>> BEGIN
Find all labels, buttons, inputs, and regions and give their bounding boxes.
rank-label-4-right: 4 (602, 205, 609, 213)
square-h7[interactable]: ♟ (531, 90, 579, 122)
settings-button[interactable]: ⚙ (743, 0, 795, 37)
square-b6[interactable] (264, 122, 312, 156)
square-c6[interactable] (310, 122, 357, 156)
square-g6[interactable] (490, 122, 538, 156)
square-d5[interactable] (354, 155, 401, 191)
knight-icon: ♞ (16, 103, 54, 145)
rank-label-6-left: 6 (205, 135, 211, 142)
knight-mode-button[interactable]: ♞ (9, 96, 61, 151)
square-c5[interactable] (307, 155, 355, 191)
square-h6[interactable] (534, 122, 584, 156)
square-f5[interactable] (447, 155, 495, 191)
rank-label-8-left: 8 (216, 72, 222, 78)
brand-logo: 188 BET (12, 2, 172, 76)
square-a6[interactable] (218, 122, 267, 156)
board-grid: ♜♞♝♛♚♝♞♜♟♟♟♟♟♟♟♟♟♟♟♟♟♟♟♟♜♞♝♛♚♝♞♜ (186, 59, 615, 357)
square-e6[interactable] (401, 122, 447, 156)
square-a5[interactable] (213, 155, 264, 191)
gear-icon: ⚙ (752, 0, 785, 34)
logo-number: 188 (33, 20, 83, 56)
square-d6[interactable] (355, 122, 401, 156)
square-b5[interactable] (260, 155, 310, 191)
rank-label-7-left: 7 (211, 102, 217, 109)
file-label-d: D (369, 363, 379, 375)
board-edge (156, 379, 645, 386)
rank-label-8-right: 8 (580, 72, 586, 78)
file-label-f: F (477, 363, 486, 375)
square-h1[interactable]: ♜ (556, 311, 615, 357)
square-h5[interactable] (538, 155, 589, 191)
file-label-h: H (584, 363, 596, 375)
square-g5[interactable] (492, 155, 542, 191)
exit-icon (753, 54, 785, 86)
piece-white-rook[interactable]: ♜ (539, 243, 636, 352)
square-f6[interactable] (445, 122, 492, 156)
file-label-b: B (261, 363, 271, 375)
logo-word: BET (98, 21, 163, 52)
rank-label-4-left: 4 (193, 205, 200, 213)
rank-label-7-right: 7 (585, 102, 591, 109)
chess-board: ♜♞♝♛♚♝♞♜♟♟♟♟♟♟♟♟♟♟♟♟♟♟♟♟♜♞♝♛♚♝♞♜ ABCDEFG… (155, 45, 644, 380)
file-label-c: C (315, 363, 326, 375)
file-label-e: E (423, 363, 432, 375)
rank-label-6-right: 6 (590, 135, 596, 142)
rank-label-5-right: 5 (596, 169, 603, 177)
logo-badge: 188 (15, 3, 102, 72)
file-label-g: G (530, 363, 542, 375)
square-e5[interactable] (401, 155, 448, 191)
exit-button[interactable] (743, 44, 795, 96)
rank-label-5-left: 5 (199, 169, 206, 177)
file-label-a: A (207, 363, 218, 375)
>> END
Retype every line of the records above, character for character.

Find all labels, buttons, inputs, and regions and give their bounding boxes.
rank-label-4-right: 4 (602, 205, 609, 213)
square-h7[interactable]: ♟ (531, 90, 579, 122)
settings-button[interactable]: ⚙ (743, 0, 795, 37)
square-b6[interactable] (264, 122, 312, 156)
square-c6[interactable] (310, 122, 357, 156)
square-g6[interactable] (490, 122, 538, 156)
square-d5[interactable] (354, 155, 401, 191)
knight-icon: ♞ (16, 103, 54, 145)
rank-label-6-left: 6 (205, 135, 211, 142)
knight-mode-button[interactable]: ♞ (9, 96, 61, 151)
square-c5[interactable] (307, 155, 355, 191)
square-h6[interactable] (534, 122, 584, 156)
square-f5[interactable] (447, 155, 495, 191)
rank-label-8-left: 8 (216, 72, 222, 78)
brand-logo: 188 BET (12, 2, 172, 76)
square-a6[interactable] (218, 122, 267, 156)
board-grid: ♜♞♝♛♚♝♞♜♟♟♟♟♟♟♟♟♟♟♟♟♟♟♟♟♜♞♝♛♚♝♞♜ (186, 59, 615, 357)
square-e6[interactable] (401, 122, 447, 156)
square-a5[interactable] (213, 155, 264, 191)
gear-icon: ⚙ (752, 0, 785, 34)
logo-number: 188 (33, 20, 83, 56)
square-d6[interactable] (355, 122, 401, 156)
square-b5[interactable] (260, 155, 310, 191)
rank-label-7-left: 7 (211, 102, 217, 109)
file-label-d: D (369, 363, 379, 375)
board-edge (156, 379, 645, 386)
rank-label-8-right: 8 (580, 72, 586, 78)
file-label-f: F (477, 363, 486, 375)
square-h1[interactable]: ♜ (556, 311, 615, 357)
square-h5[interactable] (538, 155, 589, 191)
file-label-h: H (584, 363, 596, 375)
square-g5[interactable] (492, 155, 542, 191)
exit-icon (753, 54, 785, 86)
piece-white-rook[interactable]: ♜ (539, 243, 636, 352)
square-f6[interactable] (445, 122, 492, 156)
file-label-b: B (261, 363, 271, 375)
logo-word: BET (98, 21, 163, 52)
rank-label-4-left: 4 (193, 205, 200, 213)
rank-label-7-right: 7 (585, 102, 591, 109)
chess-board: ♜♞♝♛♚♝♞♜♟♟♟♟♟♟♟♟♟♟♟♟♟♟♟♟♜♞♝♛♚♝♞♜ ABCDEFG… (155, 45, 644, 380)
file-label-c: C (315, 363, 326, 375)
file-label-e: E (423, 363, 432, 375)
rank-label-6-right: 6 (590, 135, 596, 142)
rank-label-5-right: 5 (596, 169, 603, 177)
logo-badge: 188 (15, 3, 102, 72)
file-label-g: G (530, 363, 542, 375)
square-e5[interactable] (401, 155, 448, 191)
exit-button[interactable] (743, 44, 795, 96)
rank-label-5-left: 5 (199, 169, 206, 177)
file-label-a: A (207, 363, 218, 375)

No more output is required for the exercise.